THE EXERCISE: Scan the records below. List lines holding "little".

Dataset excerpt:
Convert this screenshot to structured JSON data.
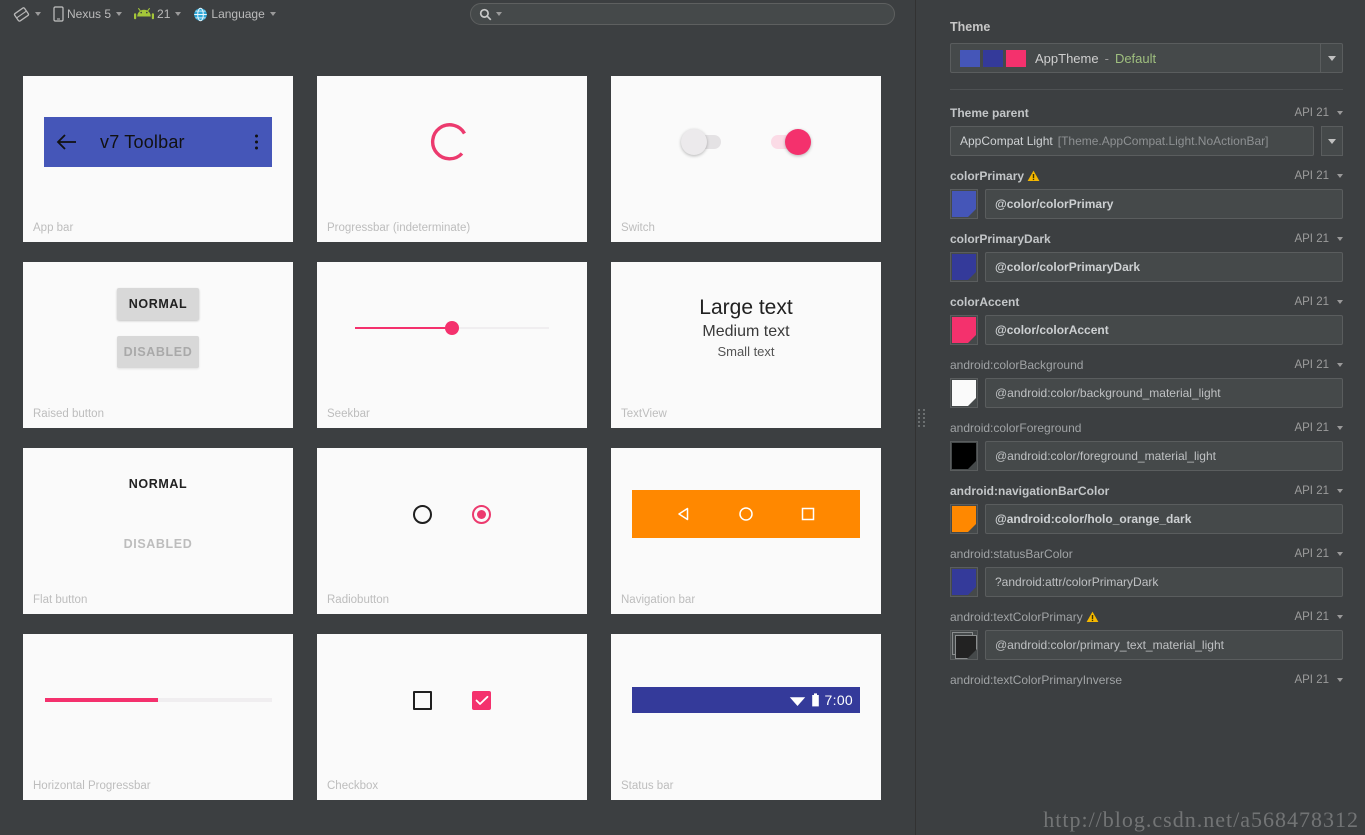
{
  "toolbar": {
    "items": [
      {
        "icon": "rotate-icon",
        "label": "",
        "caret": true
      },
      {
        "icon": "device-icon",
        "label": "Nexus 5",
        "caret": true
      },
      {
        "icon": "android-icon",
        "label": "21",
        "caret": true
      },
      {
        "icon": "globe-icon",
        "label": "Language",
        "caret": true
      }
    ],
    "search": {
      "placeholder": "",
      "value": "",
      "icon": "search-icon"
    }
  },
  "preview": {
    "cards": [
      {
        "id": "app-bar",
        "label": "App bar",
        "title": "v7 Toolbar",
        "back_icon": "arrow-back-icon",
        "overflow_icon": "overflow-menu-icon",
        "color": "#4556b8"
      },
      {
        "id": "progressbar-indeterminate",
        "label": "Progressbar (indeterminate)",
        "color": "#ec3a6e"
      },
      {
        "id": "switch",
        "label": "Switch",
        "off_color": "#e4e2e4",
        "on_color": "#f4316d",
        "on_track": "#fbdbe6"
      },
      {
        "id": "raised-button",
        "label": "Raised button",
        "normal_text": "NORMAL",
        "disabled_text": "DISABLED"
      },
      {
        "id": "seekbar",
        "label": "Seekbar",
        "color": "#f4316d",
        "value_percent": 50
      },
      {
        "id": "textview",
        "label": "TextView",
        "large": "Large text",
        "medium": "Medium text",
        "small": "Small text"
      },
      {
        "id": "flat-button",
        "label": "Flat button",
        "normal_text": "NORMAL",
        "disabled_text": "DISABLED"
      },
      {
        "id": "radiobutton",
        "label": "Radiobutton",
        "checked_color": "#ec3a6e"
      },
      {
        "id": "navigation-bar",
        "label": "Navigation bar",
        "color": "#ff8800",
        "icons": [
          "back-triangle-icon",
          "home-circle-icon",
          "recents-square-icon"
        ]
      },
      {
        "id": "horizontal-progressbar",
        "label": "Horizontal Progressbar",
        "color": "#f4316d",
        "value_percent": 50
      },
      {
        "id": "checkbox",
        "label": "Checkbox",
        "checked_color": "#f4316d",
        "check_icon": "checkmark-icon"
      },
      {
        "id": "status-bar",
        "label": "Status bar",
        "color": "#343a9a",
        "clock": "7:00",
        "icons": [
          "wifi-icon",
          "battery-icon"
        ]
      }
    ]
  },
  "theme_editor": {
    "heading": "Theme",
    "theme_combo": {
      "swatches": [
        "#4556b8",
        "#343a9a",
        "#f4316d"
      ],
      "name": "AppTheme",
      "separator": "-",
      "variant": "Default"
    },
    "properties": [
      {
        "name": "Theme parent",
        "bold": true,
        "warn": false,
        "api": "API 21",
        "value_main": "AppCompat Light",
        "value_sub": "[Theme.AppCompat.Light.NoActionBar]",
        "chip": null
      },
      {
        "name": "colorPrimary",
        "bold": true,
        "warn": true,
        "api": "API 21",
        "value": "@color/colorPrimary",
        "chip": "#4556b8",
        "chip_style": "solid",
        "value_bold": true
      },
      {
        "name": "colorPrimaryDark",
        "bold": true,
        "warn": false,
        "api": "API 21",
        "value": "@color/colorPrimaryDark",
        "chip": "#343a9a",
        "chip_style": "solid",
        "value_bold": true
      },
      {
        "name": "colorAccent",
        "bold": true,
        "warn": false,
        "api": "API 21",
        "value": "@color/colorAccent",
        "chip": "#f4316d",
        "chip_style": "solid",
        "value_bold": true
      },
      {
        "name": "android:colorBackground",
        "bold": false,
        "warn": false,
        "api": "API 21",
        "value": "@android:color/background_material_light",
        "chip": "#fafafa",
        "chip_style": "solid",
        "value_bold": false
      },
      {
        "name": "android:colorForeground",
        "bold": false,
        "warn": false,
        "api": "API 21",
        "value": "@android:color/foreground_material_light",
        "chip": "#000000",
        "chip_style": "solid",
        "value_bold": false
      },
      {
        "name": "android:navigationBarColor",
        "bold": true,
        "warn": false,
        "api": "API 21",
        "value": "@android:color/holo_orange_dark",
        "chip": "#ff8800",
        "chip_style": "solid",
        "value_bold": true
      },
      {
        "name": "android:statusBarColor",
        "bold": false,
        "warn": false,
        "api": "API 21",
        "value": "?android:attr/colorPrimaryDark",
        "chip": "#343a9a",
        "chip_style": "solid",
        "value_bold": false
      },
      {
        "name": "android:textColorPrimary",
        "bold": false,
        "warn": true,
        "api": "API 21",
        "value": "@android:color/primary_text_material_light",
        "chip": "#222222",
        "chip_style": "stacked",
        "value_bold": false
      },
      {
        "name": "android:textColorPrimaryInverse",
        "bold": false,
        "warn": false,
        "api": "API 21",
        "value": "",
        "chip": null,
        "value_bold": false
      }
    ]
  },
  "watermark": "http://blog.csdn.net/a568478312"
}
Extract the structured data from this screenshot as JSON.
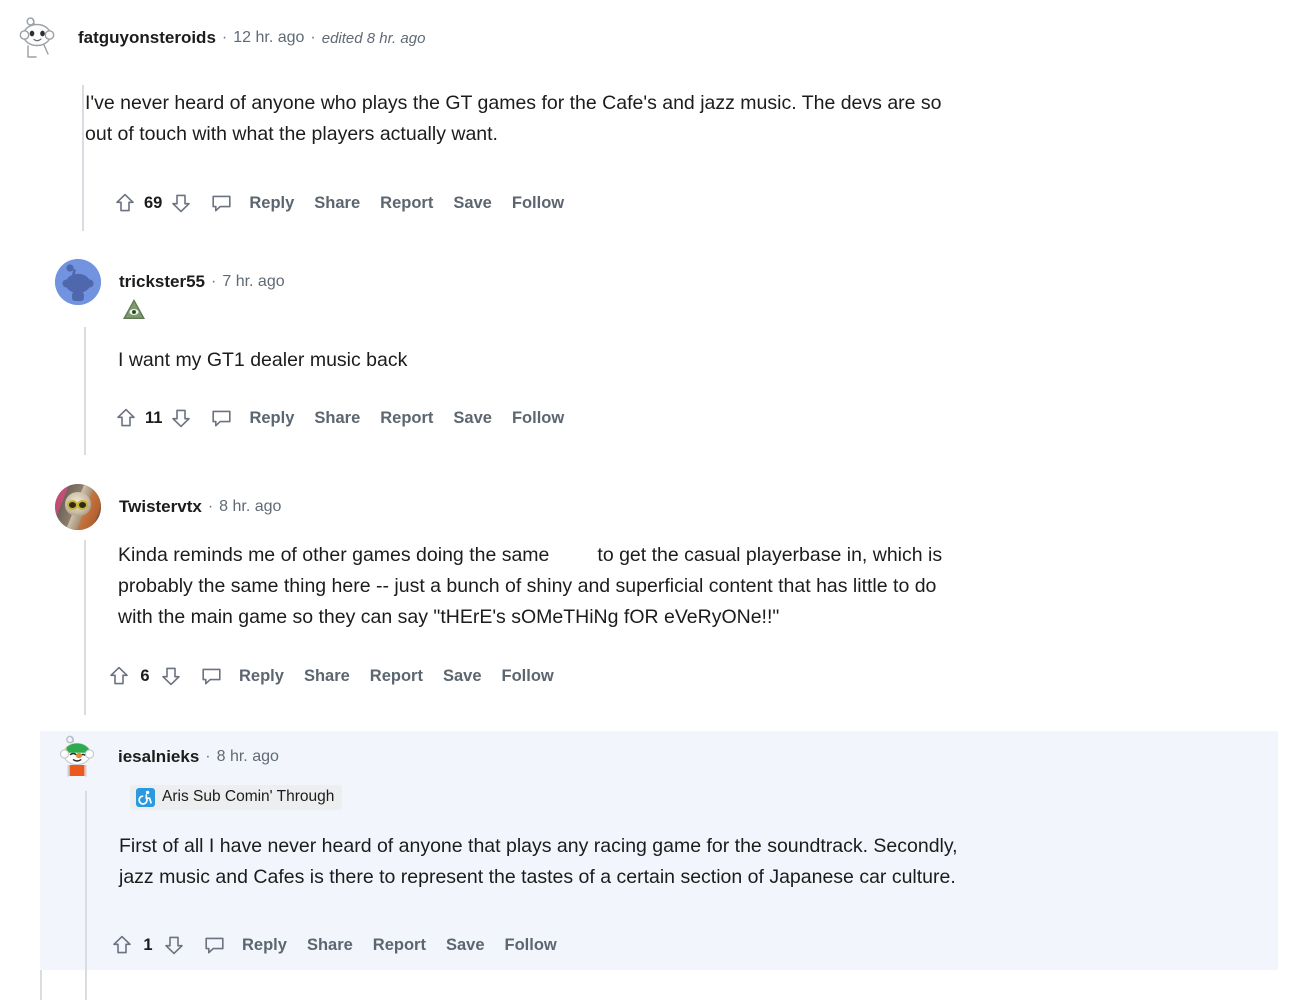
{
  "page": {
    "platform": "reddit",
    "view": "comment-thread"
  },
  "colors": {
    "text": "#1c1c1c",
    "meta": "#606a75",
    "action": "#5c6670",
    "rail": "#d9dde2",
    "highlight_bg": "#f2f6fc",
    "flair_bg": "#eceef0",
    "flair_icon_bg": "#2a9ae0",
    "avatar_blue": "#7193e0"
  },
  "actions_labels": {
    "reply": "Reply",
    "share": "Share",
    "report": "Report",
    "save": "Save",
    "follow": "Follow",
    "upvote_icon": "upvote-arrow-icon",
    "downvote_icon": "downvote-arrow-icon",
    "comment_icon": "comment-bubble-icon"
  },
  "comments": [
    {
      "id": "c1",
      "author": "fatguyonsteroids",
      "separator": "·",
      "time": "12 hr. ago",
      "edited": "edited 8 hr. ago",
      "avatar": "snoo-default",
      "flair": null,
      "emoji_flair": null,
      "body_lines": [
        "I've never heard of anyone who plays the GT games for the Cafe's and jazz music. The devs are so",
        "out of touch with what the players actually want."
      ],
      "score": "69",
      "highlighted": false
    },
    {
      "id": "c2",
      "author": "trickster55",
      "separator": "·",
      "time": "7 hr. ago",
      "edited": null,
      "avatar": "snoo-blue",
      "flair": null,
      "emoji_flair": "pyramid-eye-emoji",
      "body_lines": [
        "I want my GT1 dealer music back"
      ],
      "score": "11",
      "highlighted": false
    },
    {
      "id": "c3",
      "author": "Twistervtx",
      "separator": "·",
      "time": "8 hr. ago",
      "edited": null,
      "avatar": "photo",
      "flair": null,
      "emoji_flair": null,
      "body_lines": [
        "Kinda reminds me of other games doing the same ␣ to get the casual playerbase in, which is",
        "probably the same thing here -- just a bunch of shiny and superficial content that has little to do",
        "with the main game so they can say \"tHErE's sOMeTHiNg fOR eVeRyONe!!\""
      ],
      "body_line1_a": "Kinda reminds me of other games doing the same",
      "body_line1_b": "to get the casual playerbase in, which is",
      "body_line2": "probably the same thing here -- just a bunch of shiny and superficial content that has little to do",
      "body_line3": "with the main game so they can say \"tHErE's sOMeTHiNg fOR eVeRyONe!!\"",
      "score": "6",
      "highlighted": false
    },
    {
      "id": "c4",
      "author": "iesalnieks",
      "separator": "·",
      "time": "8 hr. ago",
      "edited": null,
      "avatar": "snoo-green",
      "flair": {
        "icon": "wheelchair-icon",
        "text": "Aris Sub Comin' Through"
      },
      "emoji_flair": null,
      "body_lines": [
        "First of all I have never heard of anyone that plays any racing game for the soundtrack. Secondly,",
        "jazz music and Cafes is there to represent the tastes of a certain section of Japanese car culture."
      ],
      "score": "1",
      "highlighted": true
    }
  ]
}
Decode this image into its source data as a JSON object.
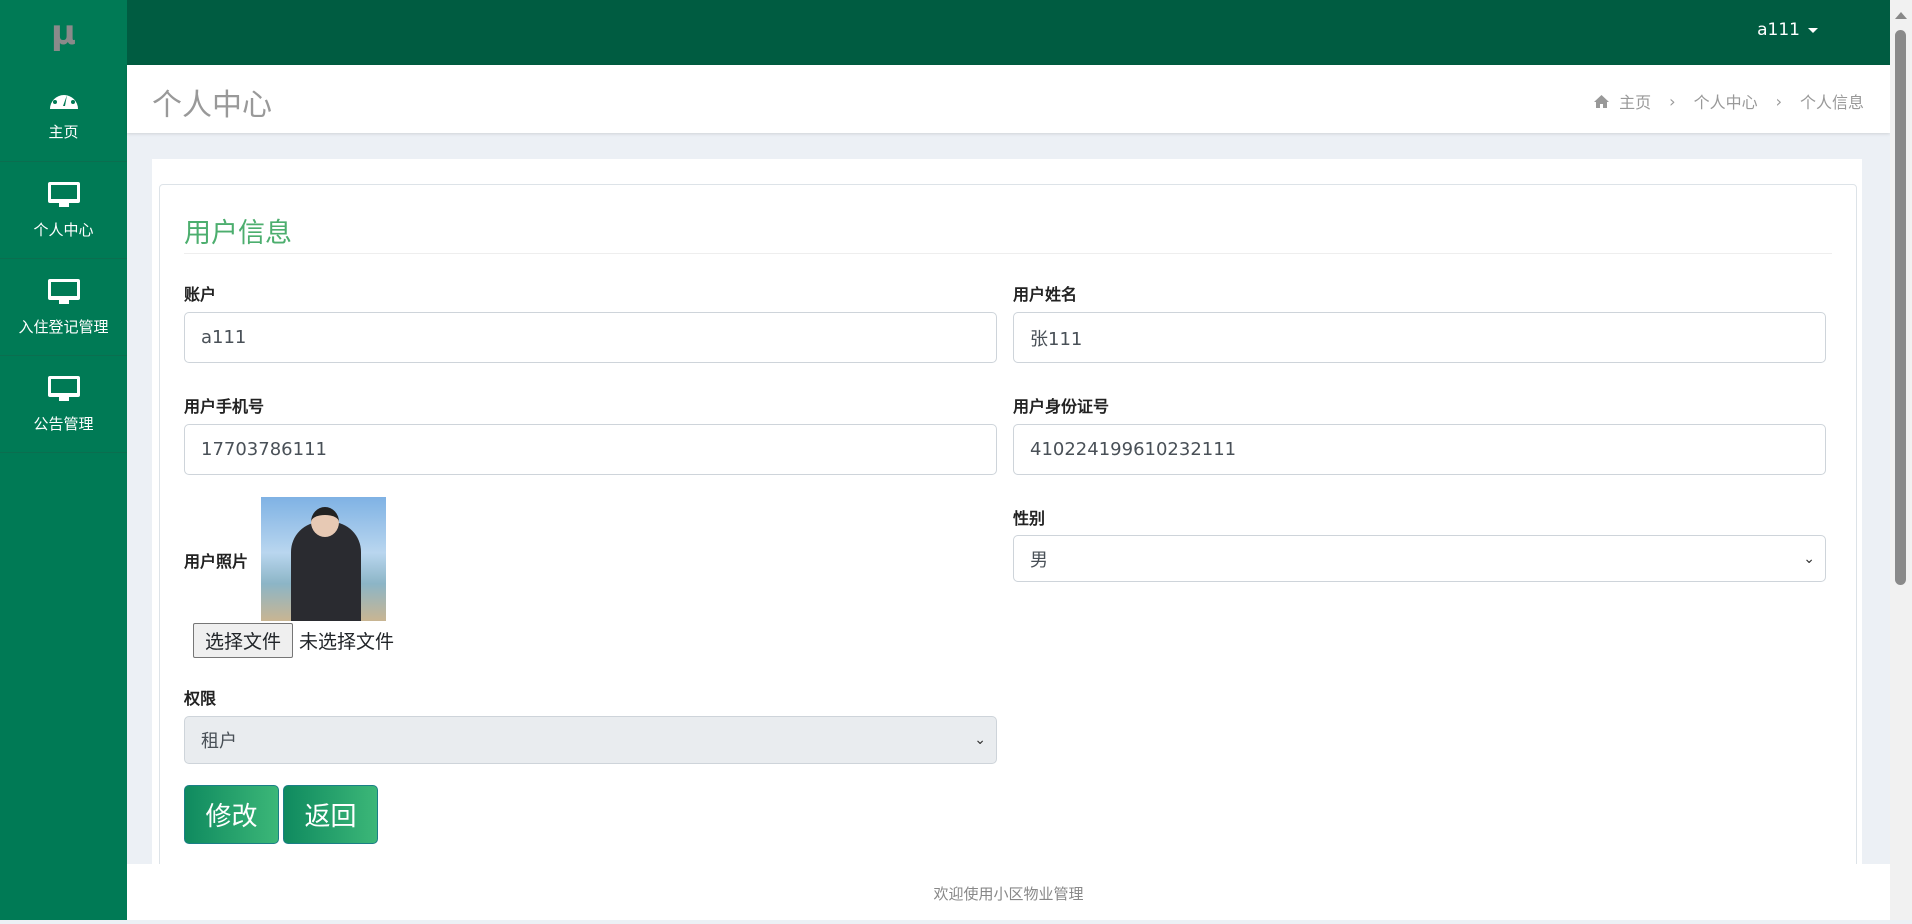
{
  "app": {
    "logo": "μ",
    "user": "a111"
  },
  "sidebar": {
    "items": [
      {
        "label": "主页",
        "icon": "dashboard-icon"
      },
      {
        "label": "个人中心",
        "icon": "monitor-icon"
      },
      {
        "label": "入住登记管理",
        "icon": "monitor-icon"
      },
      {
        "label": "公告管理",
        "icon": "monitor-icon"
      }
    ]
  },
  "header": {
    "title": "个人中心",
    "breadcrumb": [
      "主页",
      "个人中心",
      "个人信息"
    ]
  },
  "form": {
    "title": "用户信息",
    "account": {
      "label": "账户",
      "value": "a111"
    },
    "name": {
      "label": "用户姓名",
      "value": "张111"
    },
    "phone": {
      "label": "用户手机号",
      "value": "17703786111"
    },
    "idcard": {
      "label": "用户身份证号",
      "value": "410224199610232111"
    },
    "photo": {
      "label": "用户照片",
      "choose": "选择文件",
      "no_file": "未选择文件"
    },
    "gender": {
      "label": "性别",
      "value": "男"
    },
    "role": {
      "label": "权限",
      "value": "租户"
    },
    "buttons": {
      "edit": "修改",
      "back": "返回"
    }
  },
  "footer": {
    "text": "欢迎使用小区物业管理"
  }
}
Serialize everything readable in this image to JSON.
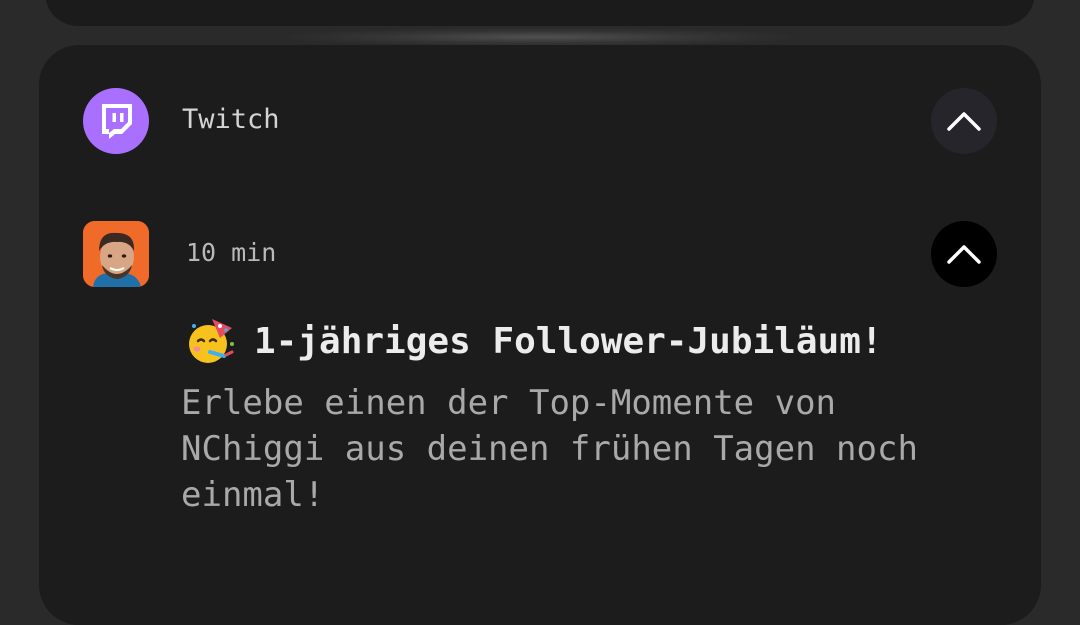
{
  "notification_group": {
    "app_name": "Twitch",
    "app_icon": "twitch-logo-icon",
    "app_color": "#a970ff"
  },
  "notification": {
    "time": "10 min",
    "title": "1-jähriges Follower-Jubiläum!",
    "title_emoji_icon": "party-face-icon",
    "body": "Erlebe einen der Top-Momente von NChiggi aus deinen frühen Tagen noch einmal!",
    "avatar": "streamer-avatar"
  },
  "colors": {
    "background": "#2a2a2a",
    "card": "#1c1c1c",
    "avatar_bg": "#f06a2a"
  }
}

ANSWER TO THIS PROBLEM:
        "probably the same thing here -- just a bunch of shiny and superficial content that has little to do",
      "body_line2": "probably the same thing here -- just a bunch of shiny and superficial content that has little to do",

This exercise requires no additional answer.